» Goal: Wherever "创意策划训练营" appears in a line, copy that line.

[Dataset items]
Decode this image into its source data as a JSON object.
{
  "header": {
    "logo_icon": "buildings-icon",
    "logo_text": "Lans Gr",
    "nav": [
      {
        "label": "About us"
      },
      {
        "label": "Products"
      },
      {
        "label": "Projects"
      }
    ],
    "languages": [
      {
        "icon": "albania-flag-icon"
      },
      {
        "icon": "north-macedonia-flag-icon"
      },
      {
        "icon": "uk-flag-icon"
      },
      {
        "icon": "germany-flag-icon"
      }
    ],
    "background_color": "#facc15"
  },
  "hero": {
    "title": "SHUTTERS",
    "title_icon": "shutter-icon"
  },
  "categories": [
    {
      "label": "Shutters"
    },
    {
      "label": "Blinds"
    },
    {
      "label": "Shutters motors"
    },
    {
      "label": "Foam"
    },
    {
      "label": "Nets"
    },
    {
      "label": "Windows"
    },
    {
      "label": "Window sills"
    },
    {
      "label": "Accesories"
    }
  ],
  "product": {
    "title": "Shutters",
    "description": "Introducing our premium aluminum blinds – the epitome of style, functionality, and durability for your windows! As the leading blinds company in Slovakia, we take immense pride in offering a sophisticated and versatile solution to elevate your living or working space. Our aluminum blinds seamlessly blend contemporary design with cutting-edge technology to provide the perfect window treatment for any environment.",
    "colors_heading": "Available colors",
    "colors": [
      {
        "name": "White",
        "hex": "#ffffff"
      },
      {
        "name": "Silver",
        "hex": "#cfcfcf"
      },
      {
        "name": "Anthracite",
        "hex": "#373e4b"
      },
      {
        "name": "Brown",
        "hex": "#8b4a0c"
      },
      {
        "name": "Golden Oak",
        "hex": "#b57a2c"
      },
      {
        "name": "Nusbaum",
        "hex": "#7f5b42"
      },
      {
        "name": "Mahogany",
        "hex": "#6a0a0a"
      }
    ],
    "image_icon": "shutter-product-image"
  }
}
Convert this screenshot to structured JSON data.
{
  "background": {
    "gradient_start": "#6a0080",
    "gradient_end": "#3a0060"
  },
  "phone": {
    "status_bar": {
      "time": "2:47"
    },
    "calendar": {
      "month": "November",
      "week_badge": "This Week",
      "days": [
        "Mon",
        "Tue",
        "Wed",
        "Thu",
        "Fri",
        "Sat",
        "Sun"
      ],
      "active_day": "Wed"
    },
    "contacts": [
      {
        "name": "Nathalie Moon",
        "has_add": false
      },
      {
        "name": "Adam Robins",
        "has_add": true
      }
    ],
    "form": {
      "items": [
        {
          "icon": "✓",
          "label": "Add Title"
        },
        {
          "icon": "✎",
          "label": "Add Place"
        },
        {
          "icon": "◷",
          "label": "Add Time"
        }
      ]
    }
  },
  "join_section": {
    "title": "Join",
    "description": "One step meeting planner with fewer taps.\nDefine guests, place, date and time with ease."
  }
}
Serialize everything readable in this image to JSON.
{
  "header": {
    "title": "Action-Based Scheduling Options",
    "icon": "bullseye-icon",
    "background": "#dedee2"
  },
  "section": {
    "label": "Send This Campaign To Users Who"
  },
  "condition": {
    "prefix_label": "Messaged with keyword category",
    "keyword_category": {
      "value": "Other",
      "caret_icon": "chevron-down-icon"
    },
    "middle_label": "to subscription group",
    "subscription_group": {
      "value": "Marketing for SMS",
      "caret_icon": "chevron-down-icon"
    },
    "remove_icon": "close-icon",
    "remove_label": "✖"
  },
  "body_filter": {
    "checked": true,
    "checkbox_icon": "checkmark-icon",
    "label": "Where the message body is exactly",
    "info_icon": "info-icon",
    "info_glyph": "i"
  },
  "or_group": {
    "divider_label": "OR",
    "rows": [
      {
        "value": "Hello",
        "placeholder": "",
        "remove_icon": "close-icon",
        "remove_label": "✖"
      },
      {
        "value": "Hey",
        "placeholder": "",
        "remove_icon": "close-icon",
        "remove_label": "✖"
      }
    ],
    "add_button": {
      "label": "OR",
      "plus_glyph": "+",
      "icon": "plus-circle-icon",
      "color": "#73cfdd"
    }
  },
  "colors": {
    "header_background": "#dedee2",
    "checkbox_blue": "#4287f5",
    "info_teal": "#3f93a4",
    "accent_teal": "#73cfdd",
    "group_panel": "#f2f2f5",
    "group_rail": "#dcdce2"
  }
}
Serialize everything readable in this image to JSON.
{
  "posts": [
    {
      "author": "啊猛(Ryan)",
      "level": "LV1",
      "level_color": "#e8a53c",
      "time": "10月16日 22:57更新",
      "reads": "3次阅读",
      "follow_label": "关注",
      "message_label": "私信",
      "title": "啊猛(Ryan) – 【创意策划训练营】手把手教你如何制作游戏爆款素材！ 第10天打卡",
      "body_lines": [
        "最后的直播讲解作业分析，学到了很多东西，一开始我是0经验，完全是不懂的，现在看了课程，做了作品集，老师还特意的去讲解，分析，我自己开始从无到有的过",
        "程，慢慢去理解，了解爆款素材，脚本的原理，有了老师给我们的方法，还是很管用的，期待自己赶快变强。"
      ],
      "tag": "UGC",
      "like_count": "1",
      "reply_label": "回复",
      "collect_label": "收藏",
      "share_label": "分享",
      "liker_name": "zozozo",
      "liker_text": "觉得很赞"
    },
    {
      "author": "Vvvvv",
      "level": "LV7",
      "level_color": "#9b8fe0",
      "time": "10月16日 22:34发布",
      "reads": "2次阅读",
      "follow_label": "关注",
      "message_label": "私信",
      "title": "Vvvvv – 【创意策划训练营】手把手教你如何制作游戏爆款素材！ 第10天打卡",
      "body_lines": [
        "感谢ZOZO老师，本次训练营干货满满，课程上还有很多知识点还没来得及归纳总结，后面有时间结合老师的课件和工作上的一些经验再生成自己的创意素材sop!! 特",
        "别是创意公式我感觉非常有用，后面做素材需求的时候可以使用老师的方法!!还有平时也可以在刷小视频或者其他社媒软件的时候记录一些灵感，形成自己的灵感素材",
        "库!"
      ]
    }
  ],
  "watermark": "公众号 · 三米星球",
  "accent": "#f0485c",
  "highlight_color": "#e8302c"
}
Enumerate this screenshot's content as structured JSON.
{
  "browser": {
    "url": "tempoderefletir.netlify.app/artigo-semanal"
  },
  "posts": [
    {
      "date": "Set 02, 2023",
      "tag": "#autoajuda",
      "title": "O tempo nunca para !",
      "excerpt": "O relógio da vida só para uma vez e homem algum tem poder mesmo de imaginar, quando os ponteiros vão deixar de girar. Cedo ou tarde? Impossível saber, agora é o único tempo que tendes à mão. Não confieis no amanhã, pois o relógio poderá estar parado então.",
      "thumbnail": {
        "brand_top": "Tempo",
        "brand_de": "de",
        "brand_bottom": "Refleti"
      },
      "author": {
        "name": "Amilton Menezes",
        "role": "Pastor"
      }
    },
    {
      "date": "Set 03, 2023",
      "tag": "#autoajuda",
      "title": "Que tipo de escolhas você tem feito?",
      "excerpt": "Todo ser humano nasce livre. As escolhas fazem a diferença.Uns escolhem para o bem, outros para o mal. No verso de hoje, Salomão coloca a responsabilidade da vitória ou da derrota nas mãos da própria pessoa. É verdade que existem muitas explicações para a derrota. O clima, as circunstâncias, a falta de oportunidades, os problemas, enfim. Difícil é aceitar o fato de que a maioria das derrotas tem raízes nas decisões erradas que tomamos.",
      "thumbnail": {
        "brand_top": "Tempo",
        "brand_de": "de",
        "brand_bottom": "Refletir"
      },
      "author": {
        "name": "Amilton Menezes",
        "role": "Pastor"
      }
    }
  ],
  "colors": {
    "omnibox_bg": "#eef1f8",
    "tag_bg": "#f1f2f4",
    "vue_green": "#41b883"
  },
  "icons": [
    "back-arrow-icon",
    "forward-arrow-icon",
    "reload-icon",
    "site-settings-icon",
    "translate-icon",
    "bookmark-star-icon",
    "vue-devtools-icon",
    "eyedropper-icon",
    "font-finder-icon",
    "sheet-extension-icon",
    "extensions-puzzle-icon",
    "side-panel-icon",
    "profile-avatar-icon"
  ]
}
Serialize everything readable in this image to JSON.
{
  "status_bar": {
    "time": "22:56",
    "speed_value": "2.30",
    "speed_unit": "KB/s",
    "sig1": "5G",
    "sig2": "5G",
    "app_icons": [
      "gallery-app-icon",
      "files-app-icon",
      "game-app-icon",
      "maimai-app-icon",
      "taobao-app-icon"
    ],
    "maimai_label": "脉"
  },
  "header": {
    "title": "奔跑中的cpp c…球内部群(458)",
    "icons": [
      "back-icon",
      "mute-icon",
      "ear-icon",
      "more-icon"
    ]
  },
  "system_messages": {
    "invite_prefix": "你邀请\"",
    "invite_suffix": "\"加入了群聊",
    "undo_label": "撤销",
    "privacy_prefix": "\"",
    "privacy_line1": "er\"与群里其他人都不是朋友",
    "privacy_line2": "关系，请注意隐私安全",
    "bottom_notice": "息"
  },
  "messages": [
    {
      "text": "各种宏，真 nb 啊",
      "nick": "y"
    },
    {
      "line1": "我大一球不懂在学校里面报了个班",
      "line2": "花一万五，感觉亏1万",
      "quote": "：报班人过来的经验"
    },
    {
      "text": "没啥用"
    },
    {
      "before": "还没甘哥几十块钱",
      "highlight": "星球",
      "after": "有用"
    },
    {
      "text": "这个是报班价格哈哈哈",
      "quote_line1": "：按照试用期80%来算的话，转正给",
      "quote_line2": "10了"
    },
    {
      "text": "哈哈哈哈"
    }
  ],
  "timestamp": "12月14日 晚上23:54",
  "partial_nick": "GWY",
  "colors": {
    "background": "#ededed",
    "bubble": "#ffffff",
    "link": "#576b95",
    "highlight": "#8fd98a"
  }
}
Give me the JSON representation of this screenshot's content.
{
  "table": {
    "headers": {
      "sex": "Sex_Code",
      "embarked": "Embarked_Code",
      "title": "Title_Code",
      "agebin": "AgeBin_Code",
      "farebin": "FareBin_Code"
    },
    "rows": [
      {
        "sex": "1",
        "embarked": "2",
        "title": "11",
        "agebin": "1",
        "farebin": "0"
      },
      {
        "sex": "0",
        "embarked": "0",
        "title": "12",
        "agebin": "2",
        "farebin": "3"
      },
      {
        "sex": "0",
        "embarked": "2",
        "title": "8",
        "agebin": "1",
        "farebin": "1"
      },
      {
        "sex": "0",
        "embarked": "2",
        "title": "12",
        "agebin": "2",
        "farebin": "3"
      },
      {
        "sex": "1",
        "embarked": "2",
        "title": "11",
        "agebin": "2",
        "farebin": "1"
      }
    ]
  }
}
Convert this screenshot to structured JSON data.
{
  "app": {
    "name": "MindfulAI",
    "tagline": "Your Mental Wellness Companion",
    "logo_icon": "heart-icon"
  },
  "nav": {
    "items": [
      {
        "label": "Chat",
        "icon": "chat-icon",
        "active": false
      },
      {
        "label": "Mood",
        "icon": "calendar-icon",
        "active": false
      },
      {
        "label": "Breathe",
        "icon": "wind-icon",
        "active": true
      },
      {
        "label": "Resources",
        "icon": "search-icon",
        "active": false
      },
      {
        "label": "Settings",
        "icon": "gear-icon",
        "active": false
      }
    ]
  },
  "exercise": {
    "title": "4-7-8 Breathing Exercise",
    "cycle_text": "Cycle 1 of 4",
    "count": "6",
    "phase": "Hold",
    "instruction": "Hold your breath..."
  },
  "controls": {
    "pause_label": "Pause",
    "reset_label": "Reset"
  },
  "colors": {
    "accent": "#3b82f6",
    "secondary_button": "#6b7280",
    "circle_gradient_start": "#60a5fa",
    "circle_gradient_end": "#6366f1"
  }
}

» Output for this exercise:
      "title": "啊猛(Ryan) – 【创意策划训练营】手把手教你如何制作游戏爆款素材！ 第10天打卡",
      "title": "Vvvvv – 【创意策划训练营】手把手教你如何制作游戏爆款素材！ 第10天打卡",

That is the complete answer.